# [Exercise objective]
Reproduce the listing below in its entirety. Change nothing.

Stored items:
###

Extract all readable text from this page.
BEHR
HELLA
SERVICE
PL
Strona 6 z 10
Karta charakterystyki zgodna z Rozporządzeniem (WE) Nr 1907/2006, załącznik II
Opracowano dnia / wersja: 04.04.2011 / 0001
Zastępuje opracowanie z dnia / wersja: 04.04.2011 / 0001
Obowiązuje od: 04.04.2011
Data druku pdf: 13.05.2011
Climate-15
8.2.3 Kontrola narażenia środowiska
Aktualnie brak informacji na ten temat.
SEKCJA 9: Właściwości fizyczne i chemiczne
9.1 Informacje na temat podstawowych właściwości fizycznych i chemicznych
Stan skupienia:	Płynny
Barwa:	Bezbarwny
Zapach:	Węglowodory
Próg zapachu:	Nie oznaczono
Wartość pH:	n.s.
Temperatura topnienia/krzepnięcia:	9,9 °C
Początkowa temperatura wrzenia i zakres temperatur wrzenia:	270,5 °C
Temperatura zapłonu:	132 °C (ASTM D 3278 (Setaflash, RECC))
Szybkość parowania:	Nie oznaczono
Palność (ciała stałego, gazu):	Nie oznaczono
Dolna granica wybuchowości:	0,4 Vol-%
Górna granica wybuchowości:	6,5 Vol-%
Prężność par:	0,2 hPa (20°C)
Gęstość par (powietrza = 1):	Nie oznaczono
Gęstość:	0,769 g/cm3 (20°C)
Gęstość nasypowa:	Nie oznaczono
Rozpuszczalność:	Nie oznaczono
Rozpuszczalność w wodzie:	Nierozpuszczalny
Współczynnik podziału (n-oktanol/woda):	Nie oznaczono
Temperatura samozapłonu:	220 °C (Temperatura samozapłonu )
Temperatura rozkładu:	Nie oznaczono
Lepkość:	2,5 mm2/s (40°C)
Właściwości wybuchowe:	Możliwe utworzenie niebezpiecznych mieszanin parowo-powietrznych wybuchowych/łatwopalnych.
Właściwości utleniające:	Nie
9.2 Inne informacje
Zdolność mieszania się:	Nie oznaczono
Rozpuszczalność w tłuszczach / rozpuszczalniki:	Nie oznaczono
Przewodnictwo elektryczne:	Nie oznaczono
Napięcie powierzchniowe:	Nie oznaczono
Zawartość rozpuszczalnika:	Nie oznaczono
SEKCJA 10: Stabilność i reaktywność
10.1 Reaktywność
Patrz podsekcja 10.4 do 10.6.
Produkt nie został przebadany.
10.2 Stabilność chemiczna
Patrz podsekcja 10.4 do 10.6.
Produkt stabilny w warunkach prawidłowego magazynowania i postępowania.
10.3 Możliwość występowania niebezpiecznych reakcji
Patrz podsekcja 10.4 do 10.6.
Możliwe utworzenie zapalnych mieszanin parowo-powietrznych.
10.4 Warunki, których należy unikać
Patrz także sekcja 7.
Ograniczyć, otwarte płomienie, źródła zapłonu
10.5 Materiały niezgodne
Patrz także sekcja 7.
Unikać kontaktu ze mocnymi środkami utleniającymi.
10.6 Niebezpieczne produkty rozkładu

###

# [Written answer]
Extract all readable text from this page.
BEHR
HELLA
SERVICE
PL
Strona 6 z 10
Karta charakterystyki zgodna z Rozporządzeniem (WE) Nr 1907/2006, załącznik II
Opracowano dnia / wersja: 04.04.2011 / 0001
Zastępuje opracowanie z dnia / wersja: 04.04.2011 / 0001
Obowiązuje od: 04.04.2011
Data druku pdf: 13.05.2011
Climate-15
8.2.3 Kontrola narażenia środowiska
Aktualnie brak informacji na ten temat.
SEKCJA 9: Właściwości fizyczne i chemiczne
9.1 Informacje na temat podstawowych właściwości fizycznych i chemicznych
Stan skupienia:	Płynny
Barwa:	Bezbarwny
Zapach:	Węglowodory
Próg zapachu:	Nie oznaczono
Wartość pH:	n.s.
Temperatura topnienia/krzepnięcia:	9,9 °C
Początkowa temperatura wrzenia i zakres temperatur wrzenia:	270,5 °C
Temperatura zapłonu:	132 °C (ASTM D 3278 (Setaflash, RECC))
Szybkość parowania:	Nie oznaczono
Palność (ciała stałego, gazu):	Nie oznaczono
Dolna granica wybuchowości:	0,4 Vol-%
Górna granica wybuchowości:	6,5 Vol-%
Prężność par:	0,2 hPa (20°C)
Gęstość par (powietrza = 1):	Nie oznaczono
Gęstość:	0,769 g/cm3 (20°C)
Gęstość nasypowa:	Nie oznaczono
Rozpuszczalność:	Nie oznaczono
Rozpuszczalność w wodzie:	Nierozpuszczalny
Współczynnik podziału (n-oktanol/woda):	Nie oznaczono
Temperatura samozapłonu:	220 °C (Temperatura samozapłonu )
Temperatura rozkładu:	Nie oznaczono
Lepkość:	2,5 mm2/s (40°C)
Właściwości wybuchowe:	Możliwe utworzenie niebezpiecznych mieszanin parowo-powietrznych wybuchowych/łatwopalnych.
Właściwości utleniające:	Nie
9.2 Inne informacje
Zdolność mieszania się:	Nie oznaczono
Rozpuszczalność w tłuszczach / rozpuszczalniki:	Nie oznaczono
Przewodnictwo elektryczne:	Nie oznaczono
Napięcie powierzchniowe:	Nie oznaczono
Zawartość rozpuszczalnika:	Nie oznaczono
SEKCJA 10: Stabilność i reaktywność
10.1 Reaktywność
Patrz podsekcja 10.4 do 10.6.
Produkt nie został przebadany.
10.2 Stabilność chemiczna
Patrz podsekcja 10.4 do 10.6.
Produkt stabilny w warunkach prawidłowego magazynowania i postępowania.
10.3 Możliwość występowania niebezpiecznych reakcji
Patrz podsekcja 10.4 do 10.6.
Możliwe utworzenie zapalnych mieszanin parowo-powietrznych.
10.4 Warunki, których należy unikać
Patrz także sekcja 7.
Ograniczyć, otwarte płomienie, źródła zapłonu
10.5 Materiały niezgodne
Patrz także sekcja 7.
Unikać kontaktu ze mocnymi środkami utleniającymi.
10.6 Niebezpieczne produkty rozkładu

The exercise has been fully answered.